Records about charts and figures:
>>>>
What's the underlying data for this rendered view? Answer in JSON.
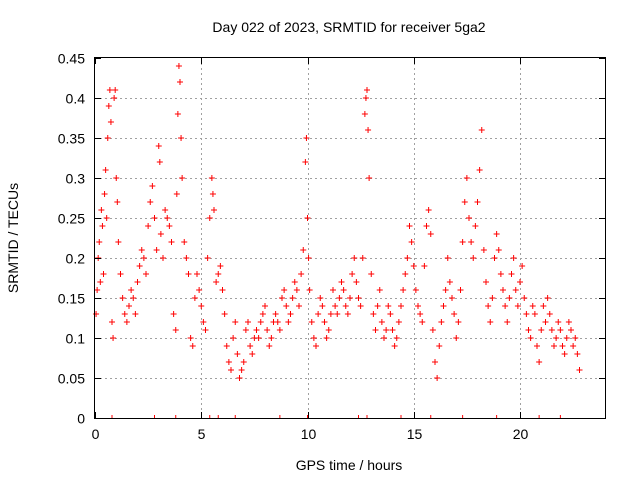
{
  "chart_data": {
    "type": "scatter",
    "title": "Day 022 of 2023, SRMTID for receiver 5ga2",
    "xlabel": "GPS time / hours",
    "ylabel": "SRMTID / TECUs",
    "xlim": [
      0,
      24
    ],
    "ylim": [
      0,
      0.45
    ],
    "xticks": [
      "0",
      "5",
      "10",
      "15",
      "20"
    ],
    "xtick_values": [
      0,
      5,
      10,
      15,
      20
    ],
    "yticks": [
      "0",
      "0.05",
      "0.1",
      "0.15",
      "0.2",
      "0.25",
      "0.3",
      "0.35",
      "0.4",
      "0.45"
    ],
    "ytick_values": [
      0,
      0.05,
      0.1,
      0.15,
      0.2,
      0.25,
      0.3,
      0.35,
      0.4,
      0.45
    ],
    "grid": true,
    "marker": "+",
    "color": "#ff0000",
    "series": [
      {
        "name": "SRMTID",
        "points": [
          [
            0.05,
            0.13
          ],
          [
            0.1,
            0.16
          ],
          [
            0.15,
            0.2
          ],
          [
            0.2,
            0.22
          ],
          [
            0.25,
            0.17
          ],
          [
            0.3,
            0.26
          ],
          [
            0.35,
            0.24
          ],
          [
            0.4,
            0.18
          ],
          [
            0.45,
            0.28
          ],
          [
            0.5,
            0.31
          ],
          [
            0.55,
            0.25
          ],
          [
            0.6,
            0.35
          ],
          [
            0.65,
            0.39
          ],
          [
            0.7,
            0.41
          ],
          [
            0.75,
            0.37
          ],
          [
            0.8,
            0.12
          ],
          [
            0.85,
            0.1
          ],
          [
            0.9,
            0.4
          ],
          [
            0.95,
            0.41
          ],
          [
            1.0,
            0.3
          ],
          [
            1.05,
            0.27
          ],
          [
            1.1,
            0.22
          ],
          [
            1.2,
            0.18
          ],
          [
            1.3,
            0.15
          ],
          [
            1.4,
            0.13
          ],
          [
            1.5,
            0.12
          ],
          [
            1.6,
            0.14
          ],
          [
            1.7,
            0.16
          ],
          [
            1.8,
            0.15
          ],
          [
            1.9,
            0.13
          ],
          [
            2.0,
            0.17
          ],
          [
            2.1,
            0.19
          ],
          [
            2.2,
            0.21
          ],
          [
            2.3,
            0.2
          ],
          [
            2.4,
            0.18
          ],
          [
            2.5,
            0.24
          ],
          [
            2.6,
            0.27
          ],
          [
            2.7,
            0.29
          ],
          [
            2.8,
            0.25
          ],
          [
            2.9,
            0.21
          ],
          [
            3.0,
            0.34
          ],
          [
            3.05,
            0.32
          ],
          [
            3.1,
            0.23
          ],
          [
            3.2,
            0.2
          ],
          [
            3.3,
            0.26
          ],
          [
            3.4,
            0.25
          ],
          [
            3.5,
            0.24
          ],
          [
            3.6,
            0.22
          ],
          [
            3.7,
            0.13
          ],
          [
            3.8,
            0.11
          ],
          [
            3.85,
            0.28
          ],
          [
            3.9,
            0.38
          ],
          [
            3.95,
            0.44
          ],
          [
            4.0,
            0.42
          ],
          [
            4.05,
            0.35
          ],
          [
            4.1,
            0.3
          ],
          [
            4.2,
            0.22
          ],
          [
            4.3,
            0.2
          ],
          [
            4.4,
            0.18
          ],
          [
            4.5,
            0.1
          ],
          [
            4.6,
            0.09
          ],
          [
            4.7,
            0.15
          ],
          [
            4.8,
            0.18
          ],
          [
            4.9,
            0.16
          ],
          [
            5.0,
            0.14
          ],
          [
            5.1,
            0.12
          ],
          [
            5.2,
            0.11
          ],
          [
            5.3,
            0.2
          ],
          [
            5.4,
            0.25
          ],
          [
            5.5,
            0.3
          ],
          [
            5.55,
            0.28
          ],
          [
            5.6,
            0.26
          ],
          [
            5.7,
            0.17
          ],
          [
            5.8,
            0.18
          ],
          [
            5.9,
            0.19
          ],
          [
            6.0,
            0.16
          ],
          [
            6.1,
            0.13
          ],
          [
            6.2,
            0.09
          ],
          [
            6.3,
            0.07
          ],
          [
            6.4,
            0.06
          ],
          [
            6.5,
            0.1
          ],
          [
            6.6,
            0.12
          ],
          [
            6.7,
            0.08
          ],
          [
            6.8,
            0.05
          ],
          [
            6.9,
            0.06
          ],
          [
            7.0,
            0.07
          ],
          [
            7.1,
            0.11
          ],
          [
            7.2,
            0.12
          ],
          [
            7.3,
            0.09
          ],
          [
            7.4,
            0.08
          ],
          [
            7.5,
            0.1
          ],
          [
            7.6,
            0.11
          ],
          [
            7.7,
            0.1
          ],
          [
            7.8,
            0.12
          ],
          [
            7.9,
            0.13
          ],
          [
            8.0,
            0.14
          ],
          [
            8.1,
            0.11
          ],
          [
            8.2,
            0.09
          ],
          [
            8.3,
            0.1
          ],
          [
            8.4,
            0.12
          ],
          [
            8.5,
            0.13
          ],
          [
            8.6,
            0.12
          ],
          [
            8.7,
            0.11
          ],
          [
            8.8,
            0.15
          ],
          [
            8.9,
            0.16
          ],
          [
            9.0,
            0.14
          ],
          [
            9.1,
            0.12
          ],
          [
            9.2,
            0.13
          ],
          [
            9.3,
            0.15
          ],
          [
            9.4,
            0.17
          ],
          [
            9.5,
            0.16
          ],
          [
            9.6,
            0.14
          ],
          [
            9.7,
            0.18
          ],
          [
            9.8,
            0.21
          ],
          [
            9.9,
            0.32
          ],
          [
            9.95,
            0.35
          ],
          [
            10.0,
            0.25
          ],
          [
            10.05,
            0.2
          ],
          [
            10.1,
            0.16
          ],
          [
            10.2,
            0.12
          ],
          [
            10.3,
            0.1
          ],
          [
            10.4,
            0.09
          ],
          [
            10.5,
            0.13
          ],
          [
            10.6,
            0.15
          ],
          [
            10.7,
            0.14
          ],
          [
            10.8,
            0.12
          ],
          [
            10.9,
            0.1
          ],
          [
            11.0,
            0.11
          ],
          [
            11.1,
            0.13
          ],
          [
            11.2,
            0.16
          ],
          [
            11.3,
            0.14
          ],
          [
            11.4,
            0.13
          ],
          [
            11.5,
            0.15
          ],
          [
            11.6,
            0.17
          ],
          [
            11.7,
            0.16
          ],
          [
            11.8,
            0.14
          ],
          [
            11.9,
            0.13
          ],
          [
            12.0,
            0.15
          ],
          [
            12.1,
            0.18
          ],
          [
            12.2,
            0.2
          ],
          [
            12.3,
            0.17
          ],
          [
            12.4,
            0.15
          ],
          [
            12.5,
            0.14
          ],
          [
            12.6,
            0.2
          ],
          [
            12.7,
            0.38
          ],
          [
            12.75,
            0.4
          ],
          [
            12.8,
            0.41
          ],
          [
            12.85,
            0.36
          ],
          [
            12.9,
            0.3
          ],
          [
            13.0,
            0.18
          ],
          [
            13.1,
            0.13
          ],
          [
            13.2,
            0.11
          ],
          [
            13.3,
            0.14
          ],
          [
            13.4,
            0.16
          ],
          [
            13.5,
            0.12
          ],
          [
            13.6,
            0.1
          ],
          [
            13.7,
            0.11
          ],
          [
            13.8,
            0.14
          ],
          [
            13.9,
            0.13
          ],
          [
            14.0,
            0.11
          ],
          [
            14.1,
            0.09
          ],
          [
            14.2,
            0.1
          ],
          [
            14.3,
            0.12
          ],
          [
            14.4,
            0.14
          ],
          [
            14.5,
            0.16
          ],
          [
            14.6,
            0.18
          ],
          [
            14.7,
            0.2
          ],
          [
            14.8,
            0.24
          ],
          [
            14.9,
            0.22
          ],
          [
            15.0,
            0.19
          ],
          [
            15.1,
            0.16
          ],
          [
            15.2,
            0.14
          ],
          [
            15.3,
            0.13
          ],
          [
            15.4,
            0.12
          ],
          [
            15.5,
            0.19
          ],
          [
            15.6,
            0.24
          ],
          [
            15.7,
            0.26
          ],
          [
            15.8,
            0.23
          ],
          [
            15.9,
            0.11
          ],
          [
            16.0,
            0.07
          ],
          [
            16.1,
            0.05
          ],
          [
            16.2,
            0.09
          ],
          [
            16.3,
            0.12
          ],
          [
            16.4,
            0.14
          ],
          [
            16.5,
            0.16
          ],
          [
            16.6,
            0.2
          ],
          [
            16.7,
            0.17
          ],
          [
            16.8,
            0.15
          ],
          [
            16.9,
            0.13
          ],
          [
            17.0,
            0.1
          ],
          [
            17.1,
            0.12
          ],
          [
            17.2,
            0.16
          ],
          [
            17.3,
            0.22
          ],
          [
            17.4,
            0.27
          ],
          [
            17.5,
            0.3
          ],
          [
            17.6,
            0.25
          ],
          [
            17.7,
            0.22
          ],
          [
            17.8,
            0.2
          ],
          [
            17.9,
            0.24
          ],
          [
            18.0,
            0.27
          ],
          [
            18.1,
            0.31
          ],
          [
            18.2,
            0.36
          ],
          [
            18.3,
            0.21
          ],
          [
            18.4,
            0.17
          ],
          [
            18.5,
            0.14
          ],
          [
            18.6,
            0.12
          ],
          [
            18.7,
            0.15
          ],
          [
            18.8,
            0.2
          ],
          [
            18.9,
            0.23
          ],
          [
            19.0,
            0.21
          ],
          [
            19.1,
            0.18
          ],
          [
            19.2,
            0.16
          ],
          [
            19.3,
            0.14
          ],
          [
            19.4,
            0.12
          ],
          [
            19.5,
            0.15
          ],
          [
            19.6,
            0.18
          ],
          [
            19.7,
            0.2
          ],
          [
            19.8,
            0.16
          ],
          [
            19.9,
            0.14
          ],
          [
            20.0,
            0.17
          ],
          [
            20.1,
            0.19
          ],
          [
            20.2,
            0.15
          ],
          [
            20.3,
            0.13
          ],
          [
            20.4,
            0.11
          ],
          [
            20.5,
            0.1
          ],
          [
            20.6,
            0.14
          ],
          [
            20.7,
            0.13
          ],
          [
            20.8,
            0.09
          ],
          [
            20.9,
            0.07
          ],
          [
            21.0,
            0.11
          ],
          [
            21.1,
            0.14
          ],
          [
            21.2,
            0.12
          ],
          [
            21.3,
            0.15
          ],
          [
            21.4,
            0.13
          ],
          [
            21.5,
            0.11
          ],
          [
            21.6,
            0.09
          ],
          [
            21.7,
            0.1
          ],
          [
            21.8,
            0.12
          ],
          [
            21.9,
            0.11
          ],
          [
            22.0,
            0.09
          ],
          [
            22.1,
            0.08
          ],
          [
            22.2,
            0.1
          ],
          [
            22.3,
            0.12
          ],
          [
            22.4,
            0.11
          ],
          [
            22.5,
            0.09
          ],
          [
            22.6,
            0.1
          ],
          [
            22.7,
            0.08
          ],
          [
            22.8,
            0.06
          ]
        ]
      }
    ],
    "zero_points": [
      0.8,
      2.8,
      3.8,
      5.4,
      5.8,
      6.6,
      8.7,
      10.0,
      12.4,
      12.8,
      14.4,
      15.8,
      17.3,
      18.9,
      20.9,
      21.9
    ]
  }
}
<<<<
GOAL: Each line of the material above either contains the word "SRMTID" or does not; state how many do, and nothing else.

THE REPLY: 3